# Supplied text
Abstract

The association between the African ant plant, Vachellia drepanolobium, and the ants that inhabit it has provided insight into the boundaries between mutualism and parasitism, the response of symbioses to environmental perturbations, and the ecology of species coexistence. We use a landscape genomics approach at sites sampled throughout the range of this system in Kenya to investigate the demographics and genetic structure of the different partners in the association. We find that different species of ant associates of V. drepanolobium show striking differences in their spatial distribution throughout Kenya, and these differences are only partly correlated with abiotic factors. A comparison of the population structure of the host plant and its three obligately arboreal ant symbionts, Crematogaster mimosae, Crematogaster nigriceps, and Tetraponera penzigi, shows that the ants exhibit somewhat similar patterns of structure throughout each of their respective ranges, but that this does not correlate in any clear way with the respective genetic structure of the populations of their host plants. A lack of evidence for local coadaptation in this system suggests that all partners have evolved to cope with a wide variety of biotic and abiotic conditions.

# Given entries

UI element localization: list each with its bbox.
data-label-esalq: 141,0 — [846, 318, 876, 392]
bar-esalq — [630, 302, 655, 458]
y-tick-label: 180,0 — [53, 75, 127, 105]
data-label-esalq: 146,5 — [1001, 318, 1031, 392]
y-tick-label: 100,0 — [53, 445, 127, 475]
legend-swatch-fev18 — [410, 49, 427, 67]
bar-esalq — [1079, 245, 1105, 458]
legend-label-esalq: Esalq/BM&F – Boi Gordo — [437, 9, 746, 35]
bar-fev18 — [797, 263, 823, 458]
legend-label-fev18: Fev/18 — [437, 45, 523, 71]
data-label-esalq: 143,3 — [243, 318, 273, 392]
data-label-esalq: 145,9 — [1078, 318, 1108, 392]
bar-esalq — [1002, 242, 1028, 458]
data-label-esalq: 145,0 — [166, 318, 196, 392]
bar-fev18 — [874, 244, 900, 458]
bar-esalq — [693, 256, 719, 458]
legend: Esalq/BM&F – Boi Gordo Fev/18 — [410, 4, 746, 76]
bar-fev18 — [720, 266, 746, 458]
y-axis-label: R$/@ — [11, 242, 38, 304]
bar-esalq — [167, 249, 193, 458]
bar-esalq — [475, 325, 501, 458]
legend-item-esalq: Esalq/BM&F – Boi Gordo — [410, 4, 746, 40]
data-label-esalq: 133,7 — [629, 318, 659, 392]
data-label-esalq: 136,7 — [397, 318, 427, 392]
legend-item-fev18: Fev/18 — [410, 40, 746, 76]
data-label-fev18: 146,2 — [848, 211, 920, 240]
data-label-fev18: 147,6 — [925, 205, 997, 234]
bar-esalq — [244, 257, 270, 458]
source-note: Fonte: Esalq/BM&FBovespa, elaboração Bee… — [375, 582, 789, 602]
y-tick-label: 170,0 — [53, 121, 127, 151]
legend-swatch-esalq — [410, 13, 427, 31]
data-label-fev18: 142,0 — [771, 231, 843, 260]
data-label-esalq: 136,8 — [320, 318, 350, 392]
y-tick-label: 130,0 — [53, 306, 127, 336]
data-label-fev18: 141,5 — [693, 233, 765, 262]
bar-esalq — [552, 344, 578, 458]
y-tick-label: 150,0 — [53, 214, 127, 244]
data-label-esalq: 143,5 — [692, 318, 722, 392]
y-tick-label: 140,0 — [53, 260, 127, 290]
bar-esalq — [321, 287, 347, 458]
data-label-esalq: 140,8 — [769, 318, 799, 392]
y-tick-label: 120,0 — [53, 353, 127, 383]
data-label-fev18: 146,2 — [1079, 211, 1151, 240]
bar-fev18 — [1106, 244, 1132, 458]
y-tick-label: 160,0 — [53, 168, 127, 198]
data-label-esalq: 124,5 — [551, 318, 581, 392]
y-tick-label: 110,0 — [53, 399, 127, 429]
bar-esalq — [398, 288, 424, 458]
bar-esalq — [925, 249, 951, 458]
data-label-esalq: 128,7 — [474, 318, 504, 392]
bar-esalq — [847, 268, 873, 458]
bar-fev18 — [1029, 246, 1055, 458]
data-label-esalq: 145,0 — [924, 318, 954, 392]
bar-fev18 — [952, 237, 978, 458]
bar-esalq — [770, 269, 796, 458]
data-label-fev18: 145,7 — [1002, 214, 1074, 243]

# Task requirements
Reproduce verbatim the abstract above on the African ant plant and its ant symbionts, from its heading through the final sentence.

# Answer
Abstract

The association between the African ant plant, Vachellia drepanolobium, and the ants that inhabit it has provided insight into the boundaries between mutualism and parasitism, the response of symbioses to environmental perturbations, and the ecology of species coexistence. We use a landscape genomics approach at sites sampled throughout the range of this system in Kenya to investigate the demographics and genetic structure of the different partners in the association. We find that different species of ant associates of V. drepanolobium show striking differences in their spatial distribution throughout Kenya, and these differences are only partly correlated with abiotic factors. A comparison of the population structure of the host plant and its three obligately arboreal ant symbionts, Crematogaster mimosae, Crematogaster nigriceps, and Tetraponera penzigi, shows that the ants exhibit somewhat similar patterns of structure throughout each of their respective ranges, but that this does not correlate in any clear way with the respective genetic structure of the populations of their host plants. A lack of evidence for local coadaptation in this system suggests that all partners have evolved to cope with a wide variety of biotic and abiotic conditions.